## A run of records

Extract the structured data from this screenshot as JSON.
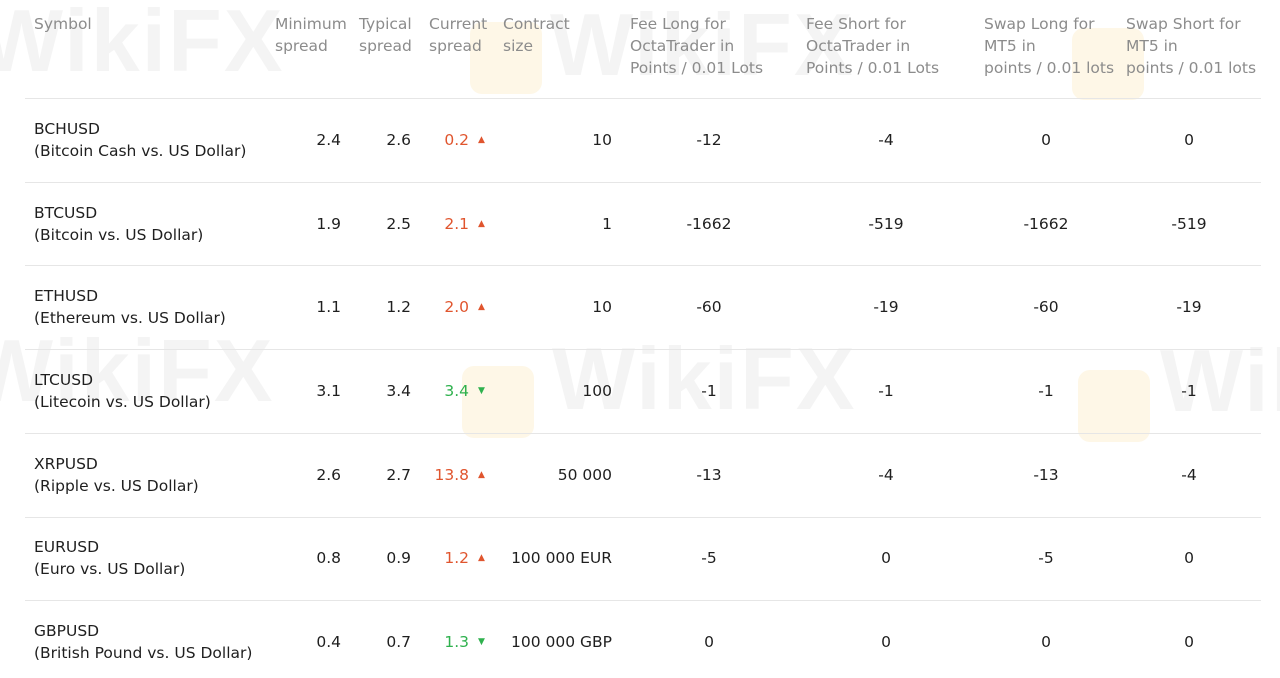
{
  "watermark": "WikiFX",
  "colors": {
    "up": "#e0552e",
    "down": "#2fb14e",
    "header": "#8c8c8c",
    "divider": "#e6e6e6"
  },
  "headers": [
    [
      "Symbol"
    ],
    [
      "Minimum",
      "spread"
    ],
    [
      "Typical",
      "spread"
    ],
    [
      "Current",
      "spread"
    ],
    [
      "Contract",
      "size"
    ],
    [
      "Fee Long for",
      "OctaTrader in",
      "Points / 0.01 Lots"
    ],
    [
      "Fee Short for",
      "OctaTrader in",
      "Points / 0.01 Lots"
    ],
    [
      "Swap Long for",
      "MT5 in",
      "points / 0.01 lots"
    ],
    [
      "Swap Short for",
      "MT5 in",
      "points / 0.01 lots"
    ]
  ],
  "rows": [
    {
      "symbol": "BCHUSD",
      "name": "(Bitcoin Cash vs. US Dollar)",
      "min": "2.4",
      "typ": "2.6",
      "cur": "0.2",
      "dir": "up",
      "size": "10",
      "fee_long": "-12",
      "fee_short": "-4",
      "swap_long": "0",
      "swap_short": "0"
    },
    {
      "symbol": "BTCUSD",
      "name": "(Bitcoin vs. US Dollar)",
      "min": "1.9",
      "typ": "2.5",
      "cur": "2.1",
      "dir": "up",
      "size": "1",
      "fee_long": "-1662",
      "fee_short": "-519",
      "swap_long": "-1662",
      "swap_short": "-519"
    },
    {
      "symbol": "ETHUSD",
      "name": "(Ethereum vs. US Dollar)",
      "min": "1.1",
      "typ": "1.2",
      "cur": "2.0",
      "dir": "up",
      "size": "10",
      "fee_long": "-60",
      "fee_short": "-19",
      "swap_long": "-60",
      "swap_short": "-19"
    },
    {
      "symbol": "LTCUSD",
      "name": "(Litecoin vs. US Dollar)",
      "min": "3.1",
      "typ": "3.4",
      "cur": "3.4",
      "dir": "down",
      "size": "100",
      "fee_long": "-1",
      "fee_short": "-1",
      "swap_long": "-1",
      "swap_short": "-1"
    },
    {
      "symbol": "XRPUSD",
      "name": "(Ripple vs. US Dollar)",
      "min": "2.6",
      "typ": "2.7",
      "cur": "13.8",
      "dir": "up",
      "size": "50 000",
      "fee_long": "-13",
      "fee_short": "-4",
      "swap_long": "-13",
      "swap_short": "-4"
    },
    {
      "symbol": "EURUSD",
      "name": "(Euro vs. US Dollar)",
      "min": "0.8",
      "typ": "0.9",
      "cur": "1.2",
      "dir": "up",
      "size": "100 000 EUR",
      "fee_long": "-5",
      "fee_short": "0",
      "swap_long": "-5",
      "swap_short": "0"
    },
    {
      "symbol": "GBPUSD",
      "name": "(British Pound vs. US Dollar)",
      "min": "0.4",
      "typ": "0.7",
      "cur": "1.3",
      "dir": "down",
      "size": "100 000 GBP",
      "fee_long": "0",
      "fee_short": "0",
      "swap_long": "0",
      "swap_short": "0"
    }
  ]
}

## Exercise
Show every line from the entries above in which the word "size" appears.

## Solution for this task
      "size"
      "size": "10",
      "size": "1",
      "size": "10",
      "size": "100",
      "size": "50 000",
      "size": "100 000 EUR",
      "size": "100 000 GBP",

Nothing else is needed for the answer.